[Start AVAILABLE DATA]

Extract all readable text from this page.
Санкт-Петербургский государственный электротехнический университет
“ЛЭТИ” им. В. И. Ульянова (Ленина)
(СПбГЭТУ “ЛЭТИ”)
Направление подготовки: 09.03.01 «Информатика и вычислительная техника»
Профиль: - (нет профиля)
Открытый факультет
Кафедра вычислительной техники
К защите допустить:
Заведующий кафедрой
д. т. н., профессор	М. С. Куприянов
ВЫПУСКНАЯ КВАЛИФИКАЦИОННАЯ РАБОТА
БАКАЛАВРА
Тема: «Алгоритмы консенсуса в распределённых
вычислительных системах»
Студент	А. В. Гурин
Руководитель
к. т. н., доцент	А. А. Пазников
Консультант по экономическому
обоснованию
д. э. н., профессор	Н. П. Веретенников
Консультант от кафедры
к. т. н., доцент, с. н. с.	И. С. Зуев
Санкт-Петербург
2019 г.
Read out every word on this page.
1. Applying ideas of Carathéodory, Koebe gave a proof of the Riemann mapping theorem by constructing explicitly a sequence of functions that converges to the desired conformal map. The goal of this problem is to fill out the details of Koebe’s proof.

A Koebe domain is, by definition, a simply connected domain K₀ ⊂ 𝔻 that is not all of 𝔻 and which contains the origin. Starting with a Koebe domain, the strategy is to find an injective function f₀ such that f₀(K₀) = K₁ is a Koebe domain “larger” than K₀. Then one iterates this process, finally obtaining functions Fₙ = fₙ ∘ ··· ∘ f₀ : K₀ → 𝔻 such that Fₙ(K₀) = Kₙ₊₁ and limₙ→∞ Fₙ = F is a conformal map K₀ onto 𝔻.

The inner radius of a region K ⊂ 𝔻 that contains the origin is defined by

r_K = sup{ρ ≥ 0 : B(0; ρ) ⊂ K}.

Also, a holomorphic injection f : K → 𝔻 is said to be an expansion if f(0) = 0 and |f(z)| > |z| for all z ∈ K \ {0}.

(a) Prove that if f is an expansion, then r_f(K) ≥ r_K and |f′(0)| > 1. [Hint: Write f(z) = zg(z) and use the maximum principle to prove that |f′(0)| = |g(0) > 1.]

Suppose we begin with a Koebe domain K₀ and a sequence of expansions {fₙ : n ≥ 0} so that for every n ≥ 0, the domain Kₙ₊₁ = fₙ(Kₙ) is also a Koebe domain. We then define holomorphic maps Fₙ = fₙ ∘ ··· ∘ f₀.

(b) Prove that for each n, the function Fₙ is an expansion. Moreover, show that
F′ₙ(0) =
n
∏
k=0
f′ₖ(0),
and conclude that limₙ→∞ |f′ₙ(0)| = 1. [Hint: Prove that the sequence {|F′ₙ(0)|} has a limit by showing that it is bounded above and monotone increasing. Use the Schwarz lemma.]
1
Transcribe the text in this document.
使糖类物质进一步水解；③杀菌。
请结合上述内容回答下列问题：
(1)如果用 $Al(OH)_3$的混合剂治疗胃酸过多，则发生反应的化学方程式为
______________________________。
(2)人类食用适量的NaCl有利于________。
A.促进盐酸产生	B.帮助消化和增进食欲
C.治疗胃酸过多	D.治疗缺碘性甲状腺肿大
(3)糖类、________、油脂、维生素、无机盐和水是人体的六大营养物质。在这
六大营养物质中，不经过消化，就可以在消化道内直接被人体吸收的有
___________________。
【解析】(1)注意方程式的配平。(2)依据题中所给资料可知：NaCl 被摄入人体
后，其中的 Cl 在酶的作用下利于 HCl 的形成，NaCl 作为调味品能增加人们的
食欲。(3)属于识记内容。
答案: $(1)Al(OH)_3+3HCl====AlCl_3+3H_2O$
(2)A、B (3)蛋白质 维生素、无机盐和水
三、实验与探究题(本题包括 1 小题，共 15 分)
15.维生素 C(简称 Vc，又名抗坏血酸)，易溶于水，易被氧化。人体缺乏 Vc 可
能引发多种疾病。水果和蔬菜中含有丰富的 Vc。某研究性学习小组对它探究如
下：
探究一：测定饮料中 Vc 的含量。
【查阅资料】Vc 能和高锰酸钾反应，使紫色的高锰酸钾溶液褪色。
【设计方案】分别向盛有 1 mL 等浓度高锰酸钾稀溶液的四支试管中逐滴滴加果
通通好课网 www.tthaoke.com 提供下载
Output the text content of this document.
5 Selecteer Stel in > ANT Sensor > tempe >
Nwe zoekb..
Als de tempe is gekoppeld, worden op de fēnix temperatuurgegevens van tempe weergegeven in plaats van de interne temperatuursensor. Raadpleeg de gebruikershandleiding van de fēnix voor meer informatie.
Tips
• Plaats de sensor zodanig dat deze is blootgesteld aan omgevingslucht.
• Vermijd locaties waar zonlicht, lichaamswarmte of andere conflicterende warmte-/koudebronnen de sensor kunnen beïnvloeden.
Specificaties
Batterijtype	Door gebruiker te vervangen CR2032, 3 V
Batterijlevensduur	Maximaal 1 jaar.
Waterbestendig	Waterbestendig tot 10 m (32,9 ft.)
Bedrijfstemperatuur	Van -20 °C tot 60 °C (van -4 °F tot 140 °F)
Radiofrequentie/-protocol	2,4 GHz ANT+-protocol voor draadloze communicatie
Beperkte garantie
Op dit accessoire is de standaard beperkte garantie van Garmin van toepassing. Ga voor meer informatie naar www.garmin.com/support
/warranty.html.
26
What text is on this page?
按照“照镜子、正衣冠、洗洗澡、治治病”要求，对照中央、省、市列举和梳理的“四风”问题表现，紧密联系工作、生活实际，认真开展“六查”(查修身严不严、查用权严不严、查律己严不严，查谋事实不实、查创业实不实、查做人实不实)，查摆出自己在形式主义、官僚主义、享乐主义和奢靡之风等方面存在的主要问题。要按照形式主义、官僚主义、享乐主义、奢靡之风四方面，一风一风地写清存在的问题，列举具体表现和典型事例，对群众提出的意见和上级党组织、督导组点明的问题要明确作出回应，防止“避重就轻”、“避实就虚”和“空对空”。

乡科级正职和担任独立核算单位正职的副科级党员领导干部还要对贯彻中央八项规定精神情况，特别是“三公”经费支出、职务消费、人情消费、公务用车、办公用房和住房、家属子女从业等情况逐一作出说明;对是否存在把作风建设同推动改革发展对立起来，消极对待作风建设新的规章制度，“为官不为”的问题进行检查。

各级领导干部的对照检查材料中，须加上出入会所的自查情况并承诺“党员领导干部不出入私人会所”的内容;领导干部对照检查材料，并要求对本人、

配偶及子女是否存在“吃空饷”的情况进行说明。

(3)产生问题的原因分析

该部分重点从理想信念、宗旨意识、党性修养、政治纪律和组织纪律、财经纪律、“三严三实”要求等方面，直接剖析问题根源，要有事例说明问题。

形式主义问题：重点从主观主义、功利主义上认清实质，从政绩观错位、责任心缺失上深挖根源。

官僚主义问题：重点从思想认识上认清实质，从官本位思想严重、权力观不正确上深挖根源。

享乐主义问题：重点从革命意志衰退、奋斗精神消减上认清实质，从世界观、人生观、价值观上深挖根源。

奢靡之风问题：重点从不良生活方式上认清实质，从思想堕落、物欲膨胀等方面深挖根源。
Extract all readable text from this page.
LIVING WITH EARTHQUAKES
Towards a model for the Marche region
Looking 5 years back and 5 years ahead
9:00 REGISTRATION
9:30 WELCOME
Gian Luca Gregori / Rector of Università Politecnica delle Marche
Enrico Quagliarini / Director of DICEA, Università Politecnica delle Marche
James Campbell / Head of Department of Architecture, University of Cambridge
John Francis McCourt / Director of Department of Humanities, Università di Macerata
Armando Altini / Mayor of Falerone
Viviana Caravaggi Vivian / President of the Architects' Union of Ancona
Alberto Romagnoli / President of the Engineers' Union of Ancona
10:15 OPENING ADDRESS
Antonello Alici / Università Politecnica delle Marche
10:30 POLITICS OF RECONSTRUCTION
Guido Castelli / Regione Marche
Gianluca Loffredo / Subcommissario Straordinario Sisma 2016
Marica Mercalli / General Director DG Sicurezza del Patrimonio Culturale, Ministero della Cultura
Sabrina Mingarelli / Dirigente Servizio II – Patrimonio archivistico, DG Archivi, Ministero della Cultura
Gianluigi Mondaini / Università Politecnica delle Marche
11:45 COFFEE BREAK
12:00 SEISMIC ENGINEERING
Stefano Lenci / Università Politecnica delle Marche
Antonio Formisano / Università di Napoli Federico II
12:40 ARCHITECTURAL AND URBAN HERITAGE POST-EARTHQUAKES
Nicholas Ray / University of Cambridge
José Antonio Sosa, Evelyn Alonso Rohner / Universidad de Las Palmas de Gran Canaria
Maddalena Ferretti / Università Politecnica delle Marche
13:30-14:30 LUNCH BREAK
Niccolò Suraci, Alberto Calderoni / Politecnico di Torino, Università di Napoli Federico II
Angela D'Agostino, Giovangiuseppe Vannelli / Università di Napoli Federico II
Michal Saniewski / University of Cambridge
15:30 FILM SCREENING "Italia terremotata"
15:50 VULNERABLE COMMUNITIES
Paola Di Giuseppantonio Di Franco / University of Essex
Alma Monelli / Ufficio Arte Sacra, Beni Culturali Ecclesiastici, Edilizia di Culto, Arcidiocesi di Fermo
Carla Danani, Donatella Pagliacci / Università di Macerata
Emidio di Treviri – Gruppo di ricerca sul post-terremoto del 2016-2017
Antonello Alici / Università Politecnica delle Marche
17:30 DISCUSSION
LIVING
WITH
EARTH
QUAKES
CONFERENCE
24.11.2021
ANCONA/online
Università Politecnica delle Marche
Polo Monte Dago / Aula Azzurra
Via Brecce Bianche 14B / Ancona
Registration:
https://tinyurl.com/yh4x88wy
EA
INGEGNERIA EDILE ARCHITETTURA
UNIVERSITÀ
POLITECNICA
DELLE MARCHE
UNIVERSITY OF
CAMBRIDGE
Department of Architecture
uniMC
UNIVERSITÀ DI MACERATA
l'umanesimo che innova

[End AVAILABLE DATA]

GOAL: Find the word "Санкт" in the records and pull out each line that has it.

SOLUTION FOR THIS TASK:
Санкт-Петербургский государственный электротехнический университет
Санкт-Петербург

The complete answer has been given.